┌──
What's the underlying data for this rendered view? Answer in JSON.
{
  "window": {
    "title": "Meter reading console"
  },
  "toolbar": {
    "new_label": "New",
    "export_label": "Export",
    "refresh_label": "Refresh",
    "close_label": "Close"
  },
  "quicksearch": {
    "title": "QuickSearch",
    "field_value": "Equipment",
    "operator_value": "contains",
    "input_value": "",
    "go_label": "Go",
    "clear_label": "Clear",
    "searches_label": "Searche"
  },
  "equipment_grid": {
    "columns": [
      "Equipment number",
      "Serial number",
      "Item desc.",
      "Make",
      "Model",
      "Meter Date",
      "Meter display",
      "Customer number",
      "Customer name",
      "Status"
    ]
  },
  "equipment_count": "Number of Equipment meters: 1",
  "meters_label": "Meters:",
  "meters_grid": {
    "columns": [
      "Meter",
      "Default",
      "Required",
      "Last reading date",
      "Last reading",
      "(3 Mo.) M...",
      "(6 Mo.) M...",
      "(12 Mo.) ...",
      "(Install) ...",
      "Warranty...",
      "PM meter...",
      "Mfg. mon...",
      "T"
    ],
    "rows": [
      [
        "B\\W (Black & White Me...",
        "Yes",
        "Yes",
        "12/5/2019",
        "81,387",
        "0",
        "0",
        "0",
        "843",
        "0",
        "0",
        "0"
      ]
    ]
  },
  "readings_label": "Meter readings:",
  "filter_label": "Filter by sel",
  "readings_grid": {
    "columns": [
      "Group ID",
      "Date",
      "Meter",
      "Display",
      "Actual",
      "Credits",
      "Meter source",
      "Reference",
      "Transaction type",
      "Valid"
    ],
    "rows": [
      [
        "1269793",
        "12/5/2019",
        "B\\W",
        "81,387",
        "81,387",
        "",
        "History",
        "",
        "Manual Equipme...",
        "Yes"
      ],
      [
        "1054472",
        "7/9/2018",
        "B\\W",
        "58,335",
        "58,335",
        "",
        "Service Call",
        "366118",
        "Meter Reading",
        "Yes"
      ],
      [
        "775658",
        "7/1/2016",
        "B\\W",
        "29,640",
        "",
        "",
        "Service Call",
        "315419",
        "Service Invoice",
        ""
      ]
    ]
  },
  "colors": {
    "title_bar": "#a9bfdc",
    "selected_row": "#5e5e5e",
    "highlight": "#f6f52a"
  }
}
└──
**PROMPT**
Copy out the full material exactly as it appears.

**OUTPUT OF THE TASK**
What's the underlying data for this rendered view? Answer in JSON.
{
  "window": {
    "title": "Meter reading console"
  },
  "toolbar": {
    "new_label": "New",
    "export_label": "Export",
    "refresh_label": "Refresh",
    "close_label": "Close"
  },
  "quicksearch": {
    "title": "QuickSearch",
    "field_value": "Equipment",
    "operator_value": "contains",
    "input_value": "",
    "go_label": "Go",
    "clear_label": "Clear",
    "searches_label": "Searche"
  },
  "equipment_grid": {
    "columns": [
      "Equipment number",
      "Serial number",
      "Item desc.",
      "Make",
      "Model",
      "Meter Date",
      "Meter display",
      "Customer number",
      "Customer name",
      "Status"
    ]
  },
  "equipment_count": "Number of Equipment meters: 1",
  "meters_label": "Meters:",
  "meters_grid": {
    "columns": [
      "Meter",
      "Default",
      "Required",
      "Last reading date",
      "Last reading",
      "(3 Mo.) M...",
      "(6 Mo.) M...",
      "(12 Mo.) ...",
      "(Install) ...",
      "Warranty...",
      "PM meter...",
      "Mfg. mon...",
      "T"
    ],
    "rows": [
      [
        "B\\W (Black & White Me...",
        "Yes",
        "Yes",
        "12/5/2019",
        "81,387",
        "0",
        "0",
        "0",
        "843",
        "0",
        "0",
        "0"
      ]
    ]
  },
  "readings_label": "Meter readings:",
  "filter_label": "Filter by sel",
  "readings_grid": {
    "columns": [
      "Group ID",
      "Date",
      "Meter",
      "Display",
      "Actual",
      "Credits",
      "Meter source",
      "Reference",
      "Transaction type",
      "Valid"
    ],
    "rows": [
      [
        "1269793",
        "12/5/2019",
        "B\\W",
        "81,387",
        "81,387",
        "",
        "History",
        "",
        "Manual Equipme...",
        "Yes"
      ],
      [
        "1054472",
        "7/9/2018",
        "B\\W",
        "58,335",
        "58,335",
        "",
        "Service Call",
        "366118",
        "Meter Reading",
        "Yes"
      ],
      [
        "775658",
        "7/1/2016",
        "B\\W",
        "29,640",
        "",
        "",
        "Service Call",
        "315419",
        "Service Invoice",
        ""
      ]
    ]
  },
  "colors": {
    "title_bar": "#a9bfdc",
    "selected_row": "#5e5e5e",
    "highlight": "#f6f52a"
  }
}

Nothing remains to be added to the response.